-- Source excerpt --
This Assembly has an objective to make things better for the people of Northern Ireland. For one in four women in Northern Ireland that means providing effective support mechanisms to allow them to have the confidence to get out of that hell. That act requires tremendous courage and enormous strength that sometimes cannot be summoned by the victim alone. If they go it alone, the realisation of what they have done can often prove too much, and they are desperate for help and support at that stage. If the Assembly cannot help the lead organisations to provide the proper support mechanisms for those victims, it will have failed in one of its most basic objectives.
Women’s Aid — which is the lead voluntary organisation in Northern Ireland — is desperate to help to eradicate all forms of domestic abuse. It tries to achieve that by using educational programmes that are aimed at preventative measures by teaching equality and respect in all relationships.
The 7% increase in statistics from 2006 to 2007 is chilling to say the least. From 2007 to 2008, the fact that the PSNI responded to a domestic incident every 23 minutes can scarcely be comprehended. It is not only about supporting families who are in crisis; it could be a case of life or death. We require a cross-departmental strategy that, in the first instance, can identify the signs of abuse and then act upon them — whether through its departmental sections or by providing support to properly constituted and experienced organisations.
To listen, as I have done, to a woman who is or has been a victim of domestic abuse is a sobering and frightening experience. The threat of financial ruin or the worry of how they will be able to care and provide for their children are all mental flash cards that scare them away from making the decision to leave. The initial loss of confidence, which is common to all the victims, is really only a heartbeat away from loss of life. That was a heartbreaking reality for the families of 44% of murder victims in Northern Ireland in 2007-08.
Some victims, even if they are employed, cannot afford to protect themselves with a non-molestation order as it is too expensive. The combined cost of both stages of such an order can be up to £800.
A victim is changed forever: their lives are scarred beyond the understanding of those of us who are lucky enough to have healthy relationships. They are certainly changed emotionally, and sometimes they are changed physically, depending on the type of abuse that was meted out to them. Abuse or a suspicion of abuse can now be reported by any concerned person. Since the legislation was changed last year, the report does not have to come from the victim. I urge anyone who has a suspicion to report it.
The Member may be interested to know that part of the police direction is now that any suspicion of domestic abuse must be followed through. If there is any suggestion that people could be let off with a caution, it must be noted why a charge was not progressed. The maximum charge possible must be pressed rather than one that would secure an easy conviction.
I thank the Member for that welcome information.
As I said, I urge anyone who has suspicions that domestic violence is taking place to report it. That action could save a life. It may be that that one phone call or that one approach is enough for victims to break their silence finally and admit that they are, indeed, victims. When, and if, they do that, we must ensure that the correct strategies and support systems are in place to help and encourage victims, whether male or female, to build a new and better life for themselves and their children. I support the motion.

-- To do --
a. Write out the passage of the debate excerpt starting at "To listen, as" and ending at "Ireland in 2007-08.".
b. Decide whether each statement agrees with the debate excerpt, giving yes or no and quoting the deciding words: (i) Women's Aid is the lead voluntary organisation in Northern Ireland. (ii) Both stages of a non-molestation order together can cost up to £500. (iii) Under the changed legislation, a report of abuse must come from the victim.
The listing after this point is separate material and not part of the debate excerpt.

-- Available data --

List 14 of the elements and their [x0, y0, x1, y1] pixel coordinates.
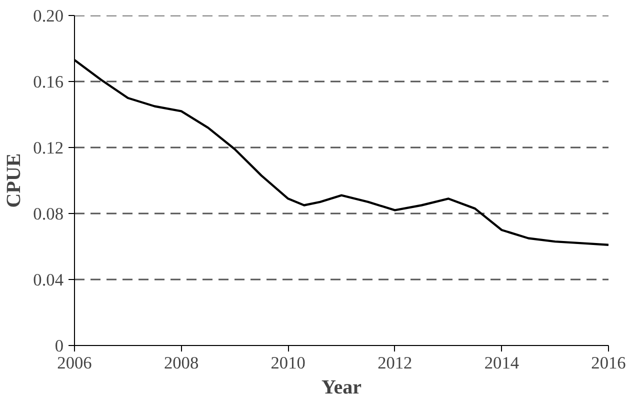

-- Solutions in order --
a.
To listen, as I have done, to a woman who is or has been a victim of domestic abuse is a sobering and frightening experience. The threat of financial ruin or the worry of how they will be able to care and provide for their children are all mental flash cards that scare them away from making the decision to leave. The initial loss of confidence, which is common to all the victims, is really only a heartbeat away from loss of life. That was a heartbreaking reality for the families of 44% of murder victims in Northern Ireland in 2007-08.

b.
(i) Yes: "Women’s Aid — which is the lead voluntary organisation in Northern Ireland"
(ii) No: "The combined cost of both stages of such an order can be up to £800."
(iii) No: "Since the legislation was changed last year, the report does not have to come from the victim."